## What the exercise asks
Compile every line that includes the word "кооперативов".

## Task input
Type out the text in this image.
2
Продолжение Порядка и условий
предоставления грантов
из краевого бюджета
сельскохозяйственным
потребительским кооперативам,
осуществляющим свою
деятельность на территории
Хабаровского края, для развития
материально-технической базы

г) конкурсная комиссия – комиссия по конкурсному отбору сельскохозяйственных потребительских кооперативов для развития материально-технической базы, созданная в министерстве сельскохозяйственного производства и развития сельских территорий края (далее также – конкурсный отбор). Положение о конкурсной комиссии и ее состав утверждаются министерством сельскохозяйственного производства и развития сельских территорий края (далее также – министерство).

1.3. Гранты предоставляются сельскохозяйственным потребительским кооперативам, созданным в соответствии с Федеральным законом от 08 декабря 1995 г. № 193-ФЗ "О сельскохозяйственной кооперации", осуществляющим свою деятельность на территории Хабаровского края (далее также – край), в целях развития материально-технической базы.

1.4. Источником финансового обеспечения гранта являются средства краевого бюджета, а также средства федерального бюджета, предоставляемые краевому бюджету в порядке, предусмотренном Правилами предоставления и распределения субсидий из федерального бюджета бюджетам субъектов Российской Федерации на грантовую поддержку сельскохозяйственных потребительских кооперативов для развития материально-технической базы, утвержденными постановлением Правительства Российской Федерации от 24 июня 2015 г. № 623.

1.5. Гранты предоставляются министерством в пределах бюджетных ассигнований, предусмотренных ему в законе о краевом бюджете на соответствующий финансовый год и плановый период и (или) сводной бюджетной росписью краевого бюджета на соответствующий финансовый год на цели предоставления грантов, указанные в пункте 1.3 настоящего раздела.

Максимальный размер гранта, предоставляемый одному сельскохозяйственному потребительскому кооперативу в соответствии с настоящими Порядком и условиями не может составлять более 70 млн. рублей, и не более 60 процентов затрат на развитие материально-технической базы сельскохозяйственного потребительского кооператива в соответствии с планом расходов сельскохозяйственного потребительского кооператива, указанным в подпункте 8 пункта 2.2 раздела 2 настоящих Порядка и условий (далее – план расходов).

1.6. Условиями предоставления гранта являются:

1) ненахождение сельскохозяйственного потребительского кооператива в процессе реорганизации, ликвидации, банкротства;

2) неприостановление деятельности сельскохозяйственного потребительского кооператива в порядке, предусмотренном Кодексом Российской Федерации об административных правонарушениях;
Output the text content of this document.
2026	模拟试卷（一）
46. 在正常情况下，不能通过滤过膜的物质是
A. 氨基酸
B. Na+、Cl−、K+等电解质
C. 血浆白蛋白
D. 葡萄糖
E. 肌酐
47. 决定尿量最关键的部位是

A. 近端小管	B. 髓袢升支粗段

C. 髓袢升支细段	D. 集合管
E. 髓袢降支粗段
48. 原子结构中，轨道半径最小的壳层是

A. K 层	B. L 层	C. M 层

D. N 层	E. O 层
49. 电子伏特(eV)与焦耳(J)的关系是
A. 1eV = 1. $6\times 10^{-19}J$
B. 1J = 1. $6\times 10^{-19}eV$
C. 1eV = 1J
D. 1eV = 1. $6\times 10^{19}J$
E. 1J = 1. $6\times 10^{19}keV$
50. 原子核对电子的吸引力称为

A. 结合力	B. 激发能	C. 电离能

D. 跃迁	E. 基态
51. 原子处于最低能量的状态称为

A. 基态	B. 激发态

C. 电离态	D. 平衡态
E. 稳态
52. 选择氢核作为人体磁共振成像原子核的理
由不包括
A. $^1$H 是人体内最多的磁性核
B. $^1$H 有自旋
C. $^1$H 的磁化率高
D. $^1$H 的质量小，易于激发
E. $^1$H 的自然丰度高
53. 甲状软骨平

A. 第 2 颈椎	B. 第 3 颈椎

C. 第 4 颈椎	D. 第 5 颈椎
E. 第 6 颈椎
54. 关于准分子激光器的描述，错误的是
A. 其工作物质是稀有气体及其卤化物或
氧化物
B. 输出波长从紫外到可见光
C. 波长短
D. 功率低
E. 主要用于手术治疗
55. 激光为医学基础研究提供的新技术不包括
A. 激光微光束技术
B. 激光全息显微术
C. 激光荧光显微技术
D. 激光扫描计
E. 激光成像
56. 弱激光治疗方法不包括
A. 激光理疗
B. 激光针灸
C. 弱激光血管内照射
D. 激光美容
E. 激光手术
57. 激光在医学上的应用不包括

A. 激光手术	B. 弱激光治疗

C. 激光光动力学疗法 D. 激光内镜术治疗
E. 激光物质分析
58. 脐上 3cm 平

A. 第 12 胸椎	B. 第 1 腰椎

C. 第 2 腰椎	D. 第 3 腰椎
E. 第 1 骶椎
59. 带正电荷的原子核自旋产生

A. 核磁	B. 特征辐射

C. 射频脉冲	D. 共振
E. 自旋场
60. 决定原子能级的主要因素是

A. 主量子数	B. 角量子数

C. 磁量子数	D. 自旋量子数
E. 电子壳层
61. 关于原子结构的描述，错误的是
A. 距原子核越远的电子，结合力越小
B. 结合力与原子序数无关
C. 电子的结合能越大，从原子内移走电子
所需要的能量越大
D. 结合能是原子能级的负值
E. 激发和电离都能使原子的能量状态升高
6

## Worked answer
г) конкурсная комиссия – комиссия по конкурсному отбору сельскохозяйственных потребительских кооперативов для развития материально-технической базы, созданная в министерстве сельскохозяйственного производства и развития сельских территорий края (далее также – конкурсный отбор). Положение о конкурсной комиссии и ее состав утверждаются министерством сельскохозяйственного производства и развития сельских территорий края (далее также – министерство).
1.4. Источником финансового обеспечения гранта являются средства краевого бюджета, а также средства федерального бюджета, предоставляемые краевому бюджету в порядке, предусмотренном Правилами предоставления и распределения субсидий из федерального бюджета бюджетам субъектов Российской Федерации на грантовую поддержку сельскохозяйственных потребительских кооперативов для развития материально-технической базы, утвержденными постановлением Правительства Российской Федерации от 24 июня 2015 г. № 623.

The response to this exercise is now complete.